# What you will do:
Return every line of the data below that includes the string "JSON".

# Source data:
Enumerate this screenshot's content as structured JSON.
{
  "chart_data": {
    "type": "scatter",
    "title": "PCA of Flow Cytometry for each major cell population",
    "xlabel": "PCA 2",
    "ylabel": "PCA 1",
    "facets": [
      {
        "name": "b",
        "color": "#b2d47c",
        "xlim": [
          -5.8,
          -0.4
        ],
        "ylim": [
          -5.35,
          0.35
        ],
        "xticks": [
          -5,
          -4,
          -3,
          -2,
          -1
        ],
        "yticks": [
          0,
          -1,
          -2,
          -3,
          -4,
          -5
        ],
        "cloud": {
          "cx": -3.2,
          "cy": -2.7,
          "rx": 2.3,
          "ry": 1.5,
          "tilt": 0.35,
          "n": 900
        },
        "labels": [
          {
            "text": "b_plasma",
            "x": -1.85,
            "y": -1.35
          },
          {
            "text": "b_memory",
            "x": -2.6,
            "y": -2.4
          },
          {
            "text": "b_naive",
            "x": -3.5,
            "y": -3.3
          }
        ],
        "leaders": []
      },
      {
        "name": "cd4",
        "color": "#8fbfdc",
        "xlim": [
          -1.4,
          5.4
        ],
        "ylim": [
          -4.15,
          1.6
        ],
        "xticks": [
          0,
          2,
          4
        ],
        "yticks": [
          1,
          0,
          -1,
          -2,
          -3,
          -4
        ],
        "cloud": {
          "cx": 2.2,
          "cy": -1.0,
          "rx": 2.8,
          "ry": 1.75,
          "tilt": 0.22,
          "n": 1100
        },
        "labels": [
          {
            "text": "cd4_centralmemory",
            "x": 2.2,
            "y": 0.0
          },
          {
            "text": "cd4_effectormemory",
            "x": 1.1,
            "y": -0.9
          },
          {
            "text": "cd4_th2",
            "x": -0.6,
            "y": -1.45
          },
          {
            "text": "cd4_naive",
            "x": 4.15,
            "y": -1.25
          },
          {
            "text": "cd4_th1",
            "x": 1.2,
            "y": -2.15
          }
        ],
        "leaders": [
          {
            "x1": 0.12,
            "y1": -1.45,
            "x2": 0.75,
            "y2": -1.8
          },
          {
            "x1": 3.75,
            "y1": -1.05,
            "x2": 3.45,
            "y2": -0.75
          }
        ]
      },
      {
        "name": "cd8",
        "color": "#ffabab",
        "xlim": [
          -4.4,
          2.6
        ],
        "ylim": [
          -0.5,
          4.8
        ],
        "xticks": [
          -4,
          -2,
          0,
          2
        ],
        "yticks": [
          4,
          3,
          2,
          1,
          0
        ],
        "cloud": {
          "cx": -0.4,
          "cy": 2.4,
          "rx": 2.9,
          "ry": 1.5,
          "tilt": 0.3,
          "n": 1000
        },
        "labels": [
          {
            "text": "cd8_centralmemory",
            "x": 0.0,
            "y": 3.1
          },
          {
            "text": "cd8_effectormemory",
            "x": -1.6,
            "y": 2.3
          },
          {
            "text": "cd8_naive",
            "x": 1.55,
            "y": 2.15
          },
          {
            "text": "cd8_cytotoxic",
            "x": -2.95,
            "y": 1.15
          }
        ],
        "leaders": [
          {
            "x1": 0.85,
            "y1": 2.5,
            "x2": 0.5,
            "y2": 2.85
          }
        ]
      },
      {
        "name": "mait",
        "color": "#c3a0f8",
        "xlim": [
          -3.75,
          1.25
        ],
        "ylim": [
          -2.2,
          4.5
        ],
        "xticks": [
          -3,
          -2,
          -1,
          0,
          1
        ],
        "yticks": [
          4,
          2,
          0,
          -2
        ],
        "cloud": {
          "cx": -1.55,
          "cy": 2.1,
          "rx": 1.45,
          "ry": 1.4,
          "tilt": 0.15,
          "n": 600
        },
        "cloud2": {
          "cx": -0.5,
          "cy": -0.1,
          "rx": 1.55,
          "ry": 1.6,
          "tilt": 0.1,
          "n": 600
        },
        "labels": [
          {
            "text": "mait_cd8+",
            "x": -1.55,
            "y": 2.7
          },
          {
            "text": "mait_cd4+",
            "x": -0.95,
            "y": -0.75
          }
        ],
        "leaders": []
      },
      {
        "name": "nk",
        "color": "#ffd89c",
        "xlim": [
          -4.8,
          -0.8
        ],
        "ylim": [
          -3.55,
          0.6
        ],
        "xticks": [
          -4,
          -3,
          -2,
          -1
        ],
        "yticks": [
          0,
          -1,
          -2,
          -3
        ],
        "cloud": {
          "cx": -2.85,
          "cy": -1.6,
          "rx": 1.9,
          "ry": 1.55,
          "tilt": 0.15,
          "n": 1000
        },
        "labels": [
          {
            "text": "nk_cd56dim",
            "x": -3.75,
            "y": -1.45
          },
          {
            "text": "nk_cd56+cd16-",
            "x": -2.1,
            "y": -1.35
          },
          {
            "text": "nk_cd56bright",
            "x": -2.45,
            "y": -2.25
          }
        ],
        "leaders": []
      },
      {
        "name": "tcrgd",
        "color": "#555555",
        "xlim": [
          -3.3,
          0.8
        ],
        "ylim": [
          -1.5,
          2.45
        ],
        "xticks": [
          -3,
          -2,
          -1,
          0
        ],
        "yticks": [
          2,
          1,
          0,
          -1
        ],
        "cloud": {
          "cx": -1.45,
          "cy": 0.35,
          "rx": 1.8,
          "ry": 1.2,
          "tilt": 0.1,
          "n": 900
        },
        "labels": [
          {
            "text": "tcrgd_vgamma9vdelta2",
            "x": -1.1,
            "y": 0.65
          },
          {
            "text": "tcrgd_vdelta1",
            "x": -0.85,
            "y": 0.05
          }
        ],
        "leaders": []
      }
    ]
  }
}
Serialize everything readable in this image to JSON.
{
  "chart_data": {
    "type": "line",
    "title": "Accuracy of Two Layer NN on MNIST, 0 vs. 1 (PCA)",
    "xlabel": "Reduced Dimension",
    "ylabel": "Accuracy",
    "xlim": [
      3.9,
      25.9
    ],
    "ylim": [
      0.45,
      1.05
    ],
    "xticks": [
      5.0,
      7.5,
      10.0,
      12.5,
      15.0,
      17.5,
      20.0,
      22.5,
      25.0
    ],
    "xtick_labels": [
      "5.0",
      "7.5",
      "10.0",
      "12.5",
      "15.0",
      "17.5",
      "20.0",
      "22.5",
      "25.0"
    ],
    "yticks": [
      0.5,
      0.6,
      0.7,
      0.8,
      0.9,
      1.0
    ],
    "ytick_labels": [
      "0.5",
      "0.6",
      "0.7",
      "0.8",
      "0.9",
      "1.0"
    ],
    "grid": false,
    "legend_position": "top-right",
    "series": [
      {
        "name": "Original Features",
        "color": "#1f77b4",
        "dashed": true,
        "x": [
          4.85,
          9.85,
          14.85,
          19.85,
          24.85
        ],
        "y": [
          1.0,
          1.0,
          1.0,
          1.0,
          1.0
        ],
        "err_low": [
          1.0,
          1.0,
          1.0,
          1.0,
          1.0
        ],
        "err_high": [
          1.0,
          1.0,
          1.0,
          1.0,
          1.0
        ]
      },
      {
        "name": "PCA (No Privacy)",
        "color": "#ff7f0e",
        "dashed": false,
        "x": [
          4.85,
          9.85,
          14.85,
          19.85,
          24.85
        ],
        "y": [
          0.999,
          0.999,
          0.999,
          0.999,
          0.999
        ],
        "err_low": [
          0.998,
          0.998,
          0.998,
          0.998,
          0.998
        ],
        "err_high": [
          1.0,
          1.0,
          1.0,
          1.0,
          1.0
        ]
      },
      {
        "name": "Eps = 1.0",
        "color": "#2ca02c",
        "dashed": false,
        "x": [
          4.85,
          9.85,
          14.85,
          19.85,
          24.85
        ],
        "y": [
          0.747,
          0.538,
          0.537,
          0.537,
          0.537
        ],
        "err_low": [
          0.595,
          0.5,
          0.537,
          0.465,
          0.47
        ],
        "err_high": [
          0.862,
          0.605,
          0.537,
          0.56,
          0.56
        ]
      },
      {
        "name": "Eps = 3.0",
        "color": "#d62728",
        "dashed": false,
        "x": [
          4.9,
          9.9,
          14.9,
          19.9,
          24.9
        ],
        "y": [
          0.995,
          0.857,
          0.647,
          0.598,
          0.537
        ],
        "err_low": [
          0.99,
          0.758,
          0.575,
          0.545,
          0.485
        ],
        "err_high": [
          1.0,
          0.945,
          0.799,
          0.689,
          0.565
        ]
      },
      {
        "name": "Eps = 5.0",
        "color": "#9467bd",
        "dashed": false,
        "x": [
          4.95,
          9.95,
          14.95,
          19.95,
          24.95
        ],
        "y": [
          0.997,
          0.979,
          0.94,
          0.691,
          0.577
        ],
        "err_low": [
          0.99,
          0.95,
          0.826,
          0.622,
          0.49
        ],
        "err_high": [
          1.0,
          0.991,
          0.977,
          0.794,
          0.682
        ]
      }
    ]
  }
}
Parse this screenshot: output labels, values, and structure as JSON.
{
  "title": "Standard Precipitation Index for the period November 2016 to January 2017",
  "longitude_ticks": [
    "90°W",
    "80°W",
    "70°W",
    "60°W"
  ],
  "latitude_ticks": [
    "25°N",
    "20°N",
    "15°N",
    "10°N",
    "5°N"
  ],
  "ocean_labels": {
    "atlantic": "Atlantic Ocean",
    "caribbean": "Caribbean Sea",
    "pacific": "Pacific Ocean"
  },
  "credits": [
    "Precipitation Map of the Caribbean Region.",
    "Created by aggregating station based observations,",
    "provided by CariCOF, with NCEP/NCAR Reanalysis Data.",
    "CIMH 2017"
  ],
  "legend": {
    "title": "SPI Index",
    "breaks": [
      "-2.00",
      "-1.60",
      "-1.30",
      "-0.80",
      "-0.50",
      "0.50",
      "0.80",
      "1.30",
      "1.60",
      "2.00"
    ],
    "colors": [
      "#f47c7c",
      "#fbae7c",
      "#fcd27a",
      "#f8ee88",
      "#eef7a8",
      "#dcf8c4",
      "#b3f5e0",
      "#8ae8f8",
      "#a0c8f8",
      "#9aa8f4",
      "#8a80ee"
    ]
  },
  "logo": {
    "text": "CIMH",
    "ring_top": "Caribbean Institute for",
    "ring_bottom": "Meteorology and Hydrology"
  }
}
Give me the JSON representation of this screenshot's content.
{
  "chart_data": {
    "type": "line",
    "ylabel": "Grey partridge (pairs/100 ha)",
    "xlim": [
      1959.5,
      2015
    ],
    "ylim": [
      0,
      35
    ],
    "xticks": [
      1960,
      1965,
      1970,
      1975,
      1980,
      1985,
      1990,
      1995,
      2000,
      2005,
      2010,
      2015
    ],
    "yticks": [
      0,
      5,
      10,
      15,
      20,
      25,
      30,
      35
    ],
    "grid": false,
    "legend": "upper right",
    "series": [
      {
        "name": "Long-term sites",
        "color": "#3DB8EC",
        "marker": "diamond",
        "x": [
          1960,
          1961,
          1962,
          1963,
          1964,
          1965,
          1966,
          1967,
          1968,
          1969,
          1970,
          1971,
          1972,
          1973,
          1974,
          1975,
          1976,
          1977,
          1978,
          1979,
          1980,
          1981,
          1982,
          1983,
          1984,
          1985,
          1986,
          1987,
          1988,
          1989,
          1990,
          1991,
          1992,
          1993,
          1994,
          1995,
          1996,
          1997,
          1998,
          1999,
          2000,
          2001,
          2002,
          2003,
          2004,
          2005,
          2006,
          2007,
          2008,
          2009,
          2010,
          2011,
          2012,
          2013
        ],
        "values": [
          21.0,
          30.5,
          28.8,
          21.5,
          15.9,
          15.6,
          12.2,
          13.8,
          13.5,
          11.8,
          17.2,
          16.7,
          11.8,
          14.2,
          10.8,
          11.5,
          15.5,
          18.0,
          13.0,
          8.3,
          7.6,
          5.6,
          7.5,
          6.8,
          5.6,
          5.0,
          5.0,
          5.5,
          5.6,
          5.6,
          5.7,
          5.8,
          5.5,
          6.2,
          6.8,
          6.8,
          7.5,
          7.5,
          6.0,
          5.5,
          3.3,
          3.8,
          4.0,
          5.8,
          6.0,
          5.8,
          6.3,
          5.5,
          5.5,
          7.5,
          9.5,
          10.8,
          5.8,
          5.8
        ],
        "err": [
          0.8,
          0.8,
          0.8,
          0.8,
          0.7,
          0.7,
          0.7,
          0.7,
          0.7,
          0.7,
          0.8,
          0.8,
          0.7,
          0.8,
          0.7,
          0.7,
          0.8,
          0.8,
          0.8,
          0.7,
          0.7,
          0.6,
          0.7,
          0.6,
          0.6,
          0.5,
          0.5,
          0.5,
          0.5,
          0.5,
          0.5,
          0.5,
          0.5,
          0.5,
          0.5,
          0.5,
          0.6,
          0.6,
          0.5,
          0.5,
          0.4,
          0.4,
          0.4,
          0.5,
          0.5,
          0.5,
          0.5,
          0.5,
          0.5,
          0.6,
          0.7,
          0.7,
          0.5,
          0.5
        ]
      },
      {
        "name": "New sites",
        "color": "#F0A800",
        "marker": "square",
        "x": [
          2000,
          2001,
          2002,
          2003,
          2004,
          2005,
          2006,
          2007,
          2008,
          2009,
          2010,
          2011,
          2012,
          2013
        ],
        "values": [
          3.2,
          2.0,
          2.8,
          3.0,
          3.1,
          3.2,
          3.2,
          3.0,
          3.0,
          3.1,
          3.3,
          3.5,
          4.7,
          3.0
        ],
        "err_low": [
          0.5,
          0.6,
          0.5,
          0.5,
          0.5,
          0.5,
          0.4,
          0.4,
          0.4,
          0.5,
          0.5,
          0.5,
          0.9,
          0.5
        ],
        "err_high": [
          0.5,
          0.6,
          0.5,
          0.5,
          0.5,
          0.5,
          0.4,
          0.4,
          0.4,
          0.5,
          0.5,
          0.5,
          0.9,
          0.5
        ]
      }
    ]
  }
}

# Finished answer:
Enumerate this screenshot's content as structured JSON.
Serialize everything readable in this image to JSON.
Parse this screenshot: output labels, values, and structure as JSON.
Give me the JSON representation of this screenshot's content.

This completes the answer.